◆ **WHAT IS NEEDED**: Write out the records word for word, with no pictures.

Collection entries:
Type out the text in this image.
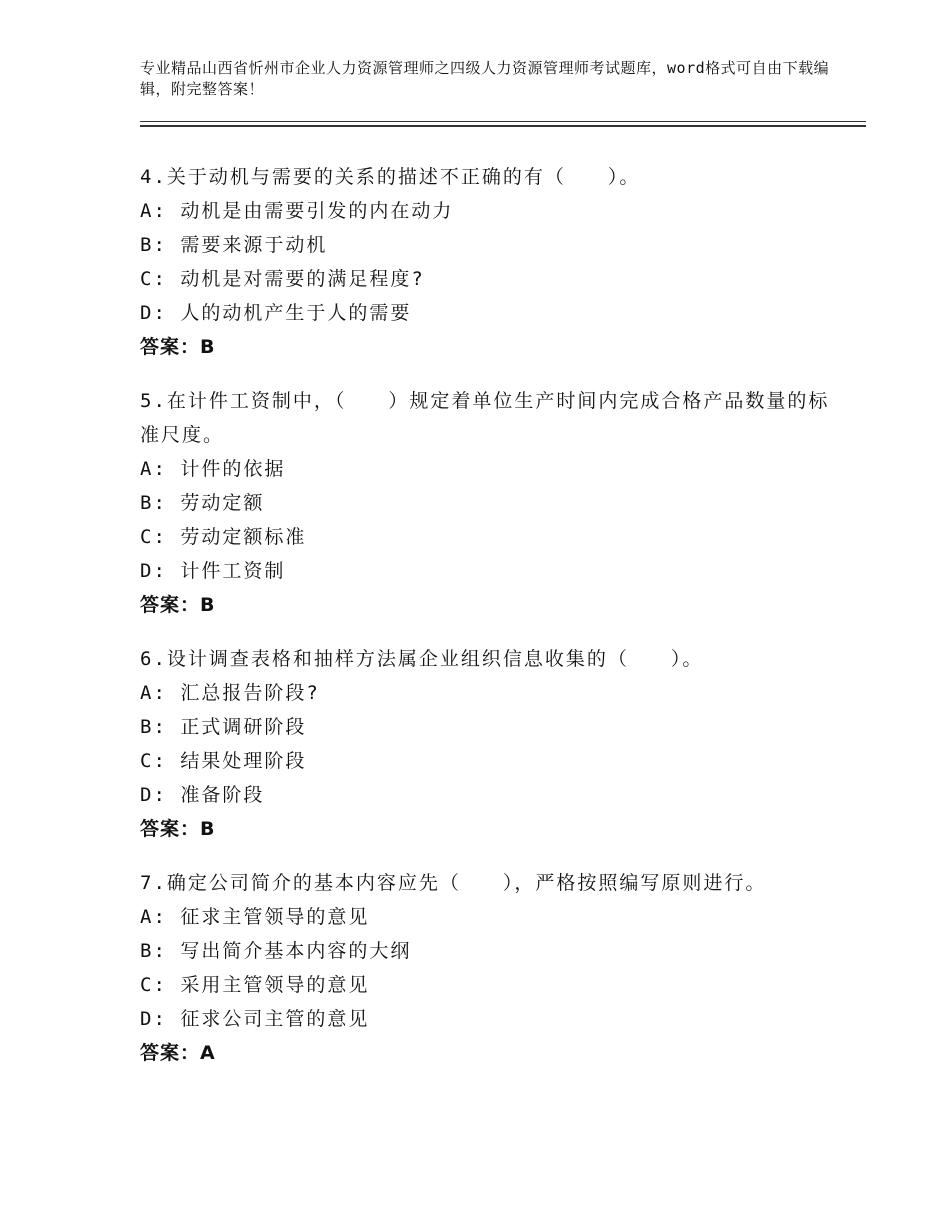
专业精品山西省忻州市企业人力资源管理师之四级人力资源管理师考试题库，word格式可自由下载编辑，附完整答案！
4.关于动机与需要的关系的描述不正确的有（　　）。
A: 动机是由需要引发的内在动力
B: 需要来源于动机
C: 动机是对需要的满足程度?
D: 人的动机产生于人的需要
答案：B
5.在计件工资制中，（　　）规定着单位生产时间内完成合格产品数量的标准尺度。
A: 计件的依据
B: 劳动定额
C: 劳动定额标准
D: 计件工资制
答案：B
6.设计调查表格和抽样方法属企业组织信息收集的（　　）。
A: 汇总报告阶段?
B: 正式调研阶段
C: 结果处理阶段
D: 准备阶段
答案：B
7.确定公司简介的基本内容应先（　　），严格按照编写原则进行。
A: 征求主管领导的意见
B: 写出简介基本内容的大纲
C: 采用主管领导的意见
D: 征求公司主管的意见
答案：A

◆ **CORRECT RESPONSE**:
Type out the text in this image.
专业精品山西省忻州市企业人力资源管理师之四级人力资源管理师考试题库，word格式可自由下载编辑，附完整答案！
4.关于动机与需要的关系的描述不正确的有（　　）。
A: 动机是由需要引发的内在动力
B: 需要来源于动机
C: 动机是对需要的满足程度?
D: 人的动机产生于人的需要
答案：B
5.在计件工资制中，（　　）规定着单位生产时间内完成合格产品数量的标准尺度。
A: 计件的依据
B: 劳动定额
C: 劳动定额标准
D: 计件工资制
答案：B
6.设计调查表格和抽样方法属企业组织信息收集的（　　）。
A: 汇总报告阶段?
B: 正式调研阶段
C: 结果处理阶段
D: 准备阶段
答案：B
7.确定公司简介的基本内容应先（　　），严格按照编写原则进行。
A: 征求主管领导的意见
B: 写出简介基本内容的大纲
C: 采用主管领导的意见
D: 征求公司主管的意见
答案：A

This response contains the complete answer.